- Figure content listings
** BEGIN **
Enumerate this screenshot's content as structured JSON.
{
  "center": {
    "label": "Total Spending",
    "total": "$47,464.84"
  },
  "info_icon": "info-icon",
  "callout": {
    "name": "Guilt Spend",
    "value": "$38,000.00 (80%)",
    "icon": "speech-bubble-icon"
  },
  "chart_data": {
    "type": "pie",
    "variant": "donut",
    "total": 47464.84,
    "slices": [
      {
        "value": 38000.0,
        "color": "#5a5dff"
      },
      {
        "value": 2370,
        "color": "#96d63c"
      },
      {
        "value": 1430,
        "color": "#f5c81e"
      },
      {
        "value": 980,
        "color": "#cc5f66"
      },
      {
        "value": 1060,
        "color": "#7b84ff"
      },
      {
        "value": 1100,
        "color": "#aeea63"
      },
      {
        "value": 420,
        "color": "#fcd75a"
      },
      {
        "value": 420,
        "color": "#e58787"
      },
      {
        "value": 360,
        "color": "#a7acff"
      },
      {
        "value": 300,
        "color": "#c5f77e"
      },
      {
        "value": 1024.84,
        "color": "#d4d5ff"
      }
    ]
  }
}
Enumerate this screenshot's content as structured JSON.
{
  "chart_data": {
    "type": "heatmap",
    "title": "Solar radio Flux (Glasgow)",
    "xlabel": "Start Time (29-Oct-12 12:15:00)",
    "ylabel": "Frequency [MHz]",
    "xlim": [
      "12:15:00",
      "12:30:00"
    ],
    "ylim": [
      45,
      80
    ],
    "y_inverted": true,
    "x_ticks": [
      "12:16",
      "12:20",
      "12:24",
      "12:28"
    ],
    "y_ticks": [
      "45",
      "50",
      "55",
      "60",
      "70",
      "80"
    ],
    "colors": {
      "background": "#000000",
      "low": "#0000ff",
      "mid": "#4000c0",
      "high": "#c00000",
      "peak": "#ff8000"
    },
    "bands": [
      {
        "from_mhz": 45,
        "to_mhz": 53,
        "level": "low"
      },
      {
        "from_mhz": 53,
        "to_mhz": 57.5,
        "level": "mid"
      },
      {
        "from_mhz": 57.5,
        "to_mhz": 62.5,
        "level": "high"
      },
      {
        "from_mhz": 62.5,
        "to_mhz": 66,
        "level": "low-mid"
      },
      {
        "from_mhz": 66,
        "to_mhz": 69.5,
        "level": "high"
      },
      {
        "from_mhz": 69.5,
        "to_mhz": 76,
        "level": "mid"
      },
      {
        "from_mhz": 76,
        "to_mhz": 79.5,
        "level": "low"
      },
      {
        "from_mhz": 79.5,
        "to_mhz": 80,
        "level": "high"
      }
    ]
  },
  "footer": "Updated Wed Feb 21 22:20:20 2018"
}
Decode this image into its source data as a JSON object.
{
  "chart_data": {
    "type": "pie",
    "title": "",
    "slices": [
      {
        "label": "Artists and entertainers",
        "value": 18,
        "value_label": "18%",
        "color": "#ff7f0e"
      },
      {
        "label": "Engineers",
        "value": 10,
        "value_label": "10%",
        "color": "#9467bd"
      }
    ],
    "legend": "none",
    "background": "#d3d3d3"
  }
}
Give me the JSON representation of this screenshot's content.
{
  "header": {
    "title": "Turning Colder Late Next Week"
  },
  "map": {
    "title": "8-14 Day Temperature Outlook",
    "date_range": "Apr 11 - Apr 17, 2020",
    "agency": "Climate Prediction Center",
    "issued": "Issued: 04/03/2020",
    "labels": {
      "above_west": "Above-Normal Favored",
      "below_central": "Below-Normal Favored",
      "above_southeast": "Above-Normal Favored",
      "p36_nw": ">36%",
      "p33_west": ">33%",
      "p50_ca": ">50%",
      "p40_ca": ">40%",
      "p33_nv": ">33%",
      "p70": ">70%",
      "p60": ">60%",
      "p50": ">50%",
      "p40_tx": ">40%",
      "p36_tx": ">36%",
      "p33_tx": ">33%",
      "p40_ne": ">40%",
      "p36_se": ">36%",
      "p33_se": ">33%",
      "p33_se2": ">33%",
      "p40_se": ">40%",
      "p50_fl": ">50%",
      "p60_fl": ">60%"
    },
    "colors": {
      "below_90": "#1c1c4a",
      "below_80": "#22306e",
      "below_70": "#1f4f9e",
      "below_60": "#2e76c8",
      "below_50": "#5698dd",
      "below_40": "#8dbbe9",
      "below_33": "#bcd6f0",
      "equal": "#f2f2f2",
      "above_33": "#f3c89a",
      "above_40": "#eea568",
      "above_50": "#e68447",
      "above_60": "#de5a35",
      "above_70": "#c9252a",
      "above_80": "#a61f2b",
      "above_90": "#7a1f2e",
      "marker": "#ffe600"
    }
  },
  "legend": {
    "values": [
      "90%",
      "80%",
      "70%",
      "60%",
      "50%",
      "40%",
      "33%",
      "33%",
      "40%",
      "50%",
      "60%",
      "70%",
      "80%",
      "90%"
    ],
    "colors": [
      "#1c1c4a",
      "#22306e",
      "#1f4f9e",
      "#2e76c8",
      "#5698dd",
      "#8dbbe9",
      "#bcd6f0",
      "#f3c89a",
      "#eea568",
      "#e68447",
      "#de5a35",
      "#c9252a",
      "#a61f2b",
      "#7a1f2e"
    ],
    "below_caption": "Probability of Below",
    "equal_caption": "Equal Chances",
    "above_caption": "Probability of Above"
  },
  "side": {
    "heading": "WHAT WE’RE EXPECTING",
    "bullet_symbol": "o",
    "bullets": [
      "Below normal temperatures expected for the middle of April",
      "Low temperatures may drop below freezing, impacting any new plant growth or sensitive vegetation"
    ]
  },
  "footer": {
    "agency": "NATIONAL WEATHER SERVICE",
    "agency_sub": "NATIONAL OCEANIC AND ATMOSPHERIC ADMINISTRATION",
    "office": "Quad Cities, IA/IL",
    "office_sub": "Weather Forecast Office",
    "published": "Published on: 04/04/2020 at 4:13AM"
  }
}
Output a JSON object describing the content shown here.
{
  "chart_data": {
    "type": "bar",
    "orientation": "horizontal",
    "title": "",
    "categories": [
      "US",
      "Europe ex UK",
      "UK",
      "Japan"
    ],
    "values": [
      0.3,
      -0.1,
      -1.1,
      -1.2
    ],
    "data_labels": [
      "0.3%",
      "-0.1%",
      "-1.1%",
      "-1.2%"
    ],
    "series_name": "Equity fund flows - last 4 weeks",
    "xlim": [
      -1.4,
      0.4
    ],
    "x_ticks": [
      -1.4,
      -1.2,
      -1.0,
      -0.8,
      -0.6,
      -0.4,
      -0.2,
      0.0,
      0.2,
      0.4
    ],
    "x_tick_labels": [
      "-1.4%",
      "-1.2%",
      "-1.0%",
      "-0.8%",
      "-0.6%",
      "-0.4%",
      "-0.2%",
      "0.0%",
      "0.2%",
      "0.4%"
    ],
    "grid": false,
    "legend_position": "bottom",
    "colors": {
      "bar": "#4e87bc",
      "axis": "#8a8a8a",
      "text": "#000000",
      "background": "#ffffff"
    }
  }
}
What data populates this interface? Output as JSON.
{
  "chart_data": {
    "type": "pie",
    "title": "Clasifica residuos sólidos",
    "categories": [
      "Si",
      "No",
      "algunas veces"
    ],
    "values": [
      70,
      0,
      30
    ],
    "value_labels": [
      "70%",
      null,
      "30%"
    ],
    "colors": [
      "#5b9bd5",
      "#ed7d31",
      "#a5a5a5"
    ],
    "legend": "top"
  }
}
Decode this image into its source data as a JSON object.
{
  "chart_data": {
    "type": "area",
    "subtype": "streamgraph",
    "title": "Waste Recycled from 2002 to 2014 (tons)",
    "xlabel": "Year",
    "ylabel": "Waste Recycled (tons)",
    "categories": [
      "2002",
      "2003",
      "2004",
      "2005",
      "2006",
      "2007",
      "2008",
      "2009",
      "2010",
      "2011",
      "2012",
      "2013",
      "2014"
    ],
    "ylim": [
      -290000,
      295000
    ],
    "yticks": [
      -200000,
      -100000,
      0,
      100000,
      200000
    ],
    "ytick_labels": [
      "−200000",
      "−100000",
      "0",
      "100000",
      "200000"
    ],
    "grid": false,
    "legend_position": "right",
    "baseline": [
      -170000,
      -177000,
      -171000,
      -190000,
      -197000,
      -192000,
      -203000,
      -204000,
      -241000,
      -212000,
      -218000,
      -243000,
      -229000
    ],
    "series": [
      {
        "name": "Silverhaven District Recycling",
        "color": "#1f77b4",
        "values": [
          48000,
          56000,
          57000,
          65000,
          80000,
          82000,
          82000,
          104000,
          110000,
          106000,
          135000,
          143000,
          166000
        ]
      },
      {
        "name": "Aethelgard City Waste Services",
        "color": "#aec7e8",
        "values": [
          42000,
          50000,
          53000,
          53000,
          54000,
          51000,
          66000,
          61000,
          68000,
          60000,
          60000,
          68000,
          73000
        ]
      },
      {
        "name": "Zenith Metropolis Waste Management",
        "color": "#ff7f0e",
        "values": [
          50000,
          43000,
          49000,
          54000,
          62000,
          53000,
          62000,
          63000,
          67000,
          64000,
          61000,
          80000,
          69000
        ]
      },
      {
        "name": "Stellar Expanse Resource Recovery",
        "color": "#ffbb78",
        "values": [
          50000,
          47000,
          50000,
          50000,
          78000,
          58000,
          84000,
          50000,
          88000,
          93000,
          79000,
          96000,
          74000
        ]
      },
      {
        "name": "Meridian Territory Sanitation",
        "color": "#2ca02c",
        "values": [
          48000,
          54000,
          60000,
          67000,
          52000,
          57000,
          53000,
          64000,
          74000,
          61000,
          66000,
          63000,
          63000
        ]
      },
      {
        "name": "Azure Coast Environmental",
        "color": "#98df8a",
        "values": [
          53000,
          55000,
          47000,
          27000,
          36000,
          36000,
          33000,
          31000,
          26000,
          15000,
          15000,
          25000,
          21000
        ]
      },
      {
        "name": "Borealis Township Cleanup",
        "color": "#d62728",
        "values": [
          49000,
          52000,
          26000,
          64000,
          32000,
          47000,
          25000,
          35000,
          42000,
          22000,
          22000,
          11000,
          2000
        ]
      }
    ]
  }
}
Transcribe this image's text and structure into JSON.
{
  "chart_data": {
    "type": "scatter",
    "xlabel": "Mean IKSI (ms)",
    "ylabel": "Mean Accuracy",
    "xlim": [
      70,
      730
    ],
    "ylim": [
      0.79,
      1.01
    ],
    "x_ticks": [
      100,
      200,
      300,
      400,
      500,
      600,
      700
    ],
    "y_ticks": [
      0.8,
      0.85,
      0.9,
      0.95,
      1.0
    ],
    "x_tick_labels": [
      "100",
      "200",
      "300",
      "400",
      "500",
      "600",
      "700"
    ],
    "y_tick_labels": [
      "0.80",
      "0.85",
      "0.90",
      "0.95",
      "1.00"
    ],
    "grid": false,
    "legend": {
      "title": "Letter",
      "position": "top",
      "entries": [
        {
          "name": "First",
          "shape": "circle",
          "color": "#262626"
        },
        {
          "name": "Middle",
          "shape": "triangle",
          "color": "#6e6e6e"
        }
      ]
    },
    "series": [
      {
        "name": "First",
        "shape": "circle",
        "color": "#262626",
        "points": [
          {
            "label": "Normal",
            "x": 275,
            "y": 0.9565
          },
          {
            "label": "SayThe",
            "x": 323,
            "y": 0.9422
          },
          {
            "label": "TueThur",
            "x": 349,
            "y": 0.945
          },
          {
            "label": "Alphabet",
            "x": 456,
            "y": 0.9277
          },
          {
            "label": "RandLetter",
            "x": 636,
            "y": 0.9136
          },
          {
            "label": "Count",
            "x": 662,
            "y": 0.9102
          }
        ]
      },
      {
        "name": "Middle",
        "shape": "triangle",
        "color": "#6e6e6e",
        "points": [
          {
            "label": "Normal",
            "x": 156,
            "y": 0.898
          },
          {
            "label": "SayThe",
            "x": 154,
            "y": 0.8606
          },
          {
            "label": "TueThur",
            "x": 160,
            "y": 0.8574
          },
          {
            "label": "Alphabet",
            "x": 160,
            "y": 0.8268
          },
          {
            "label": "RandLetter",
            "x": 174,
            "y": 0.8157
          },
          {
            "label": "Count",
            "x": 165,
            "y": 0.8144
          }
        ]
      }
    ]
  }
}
** END **
- Written exercise
Go through the data and gather every line that holds "Favored".

- Task solution
      "above_west": "Above-Normal Favored",
      "below_central": "Below-Normal Favored",
      "above_southeast": "Above-Normal Favored",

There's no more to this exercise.